Stated problem –
Extract the text of every entry below exactly; leave images out.

Data records –
++++++++++

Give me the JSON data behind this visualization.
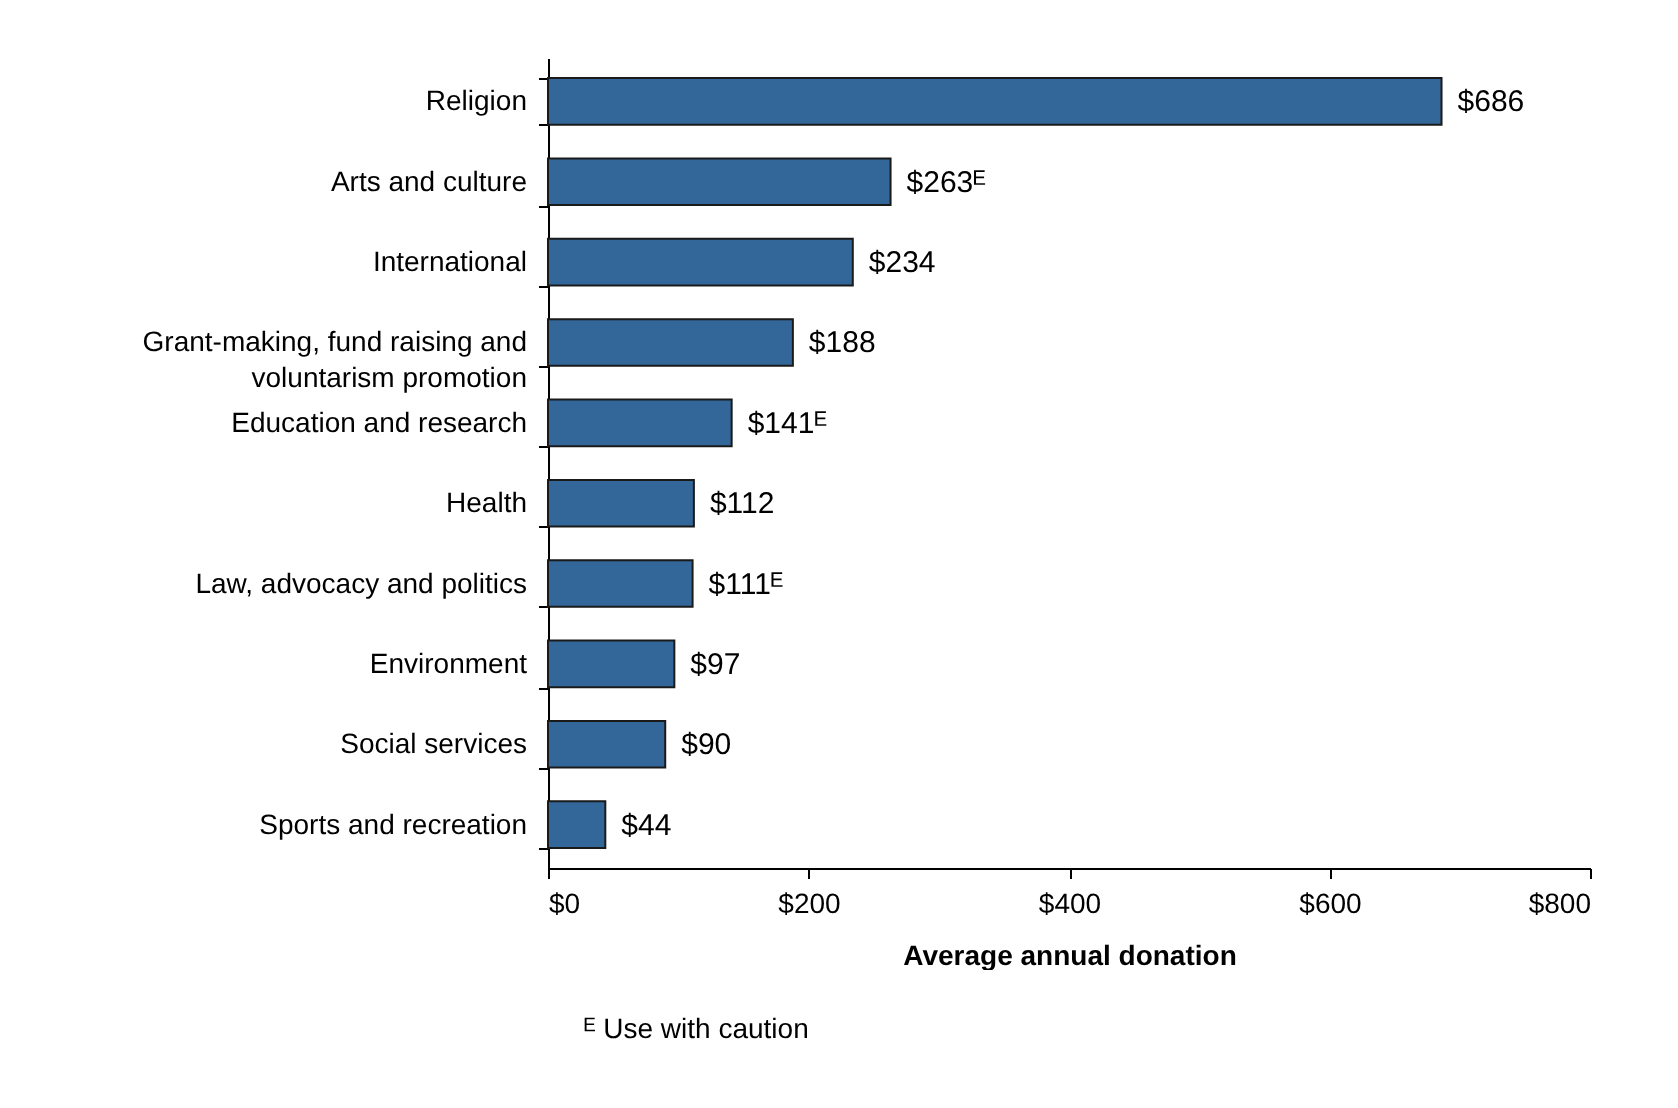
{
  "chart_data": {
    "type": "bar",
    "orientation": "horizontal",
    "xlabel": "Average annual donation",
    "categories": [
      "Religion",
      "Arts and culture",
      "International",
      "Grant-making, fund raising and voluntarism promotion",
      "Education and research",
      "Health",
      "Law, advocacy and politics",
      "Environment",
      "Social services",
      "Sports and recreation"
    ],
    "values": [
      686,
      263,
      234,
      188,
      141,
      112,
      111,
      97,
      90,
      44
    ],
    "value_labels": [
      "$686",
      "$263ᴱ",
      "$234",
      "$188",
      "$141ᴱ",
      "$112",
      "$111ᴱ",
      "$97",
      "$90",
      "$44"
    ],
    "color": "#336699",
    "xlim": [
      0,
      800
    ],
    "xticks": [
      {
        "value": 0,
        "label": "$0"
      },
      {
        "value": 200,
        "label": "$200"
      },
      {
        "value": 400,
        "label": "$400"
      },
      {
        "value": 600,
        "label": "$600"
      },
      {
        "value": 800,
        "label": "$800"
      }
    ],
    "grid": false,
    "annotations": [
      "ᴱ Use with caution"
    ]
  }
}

++++++++++

Finished exercise –
Give me the JSON data behind this visualization.
{
  "chart_data": {
    "type": "bar",
    "orientation": "horizontal",
    "xlabel": "Average annual donation",
    "categories": [
      "Religion",
      "Arts and culture",
      "International",
      "Grant-making, fund raising and voluntarism promotion",
      "Education and research",
      "Health",
      "Law, advocacy and politics",
      "Environment",
      "Social services",
      "Sports and recreation"
    ],
    "values": [
      686,
      263,
      234,
      188,
      141,
      112,
      111,
      97,
      90,
      44
    ],
    "value_labels": [
      "$686",
      "$263ᴱ",
      "$234",
      "$188",
      "$141ᴱ",
      "$112",
      "$111ᴱ",
      "$97",
      "$90",
      "$44"
    ],
    "color": "#336699",
    "xlim": [
      0,
      800
    ],
    "xticks": [
      {
        "value": 0,
        "label": "$0"
      },
      {
        "value": 200,
        "label": "$200"
      },
      {
        "value": 400,
        "label": "$400"
      },
      {
        "value": 600,
        "label": "$600"
      },
      {
        "value": 800,
        "label": "$800"
      }
    ],
    "grid": false,
    "annotations": [
      "ᴱ Use with caution"
    ]
  }
}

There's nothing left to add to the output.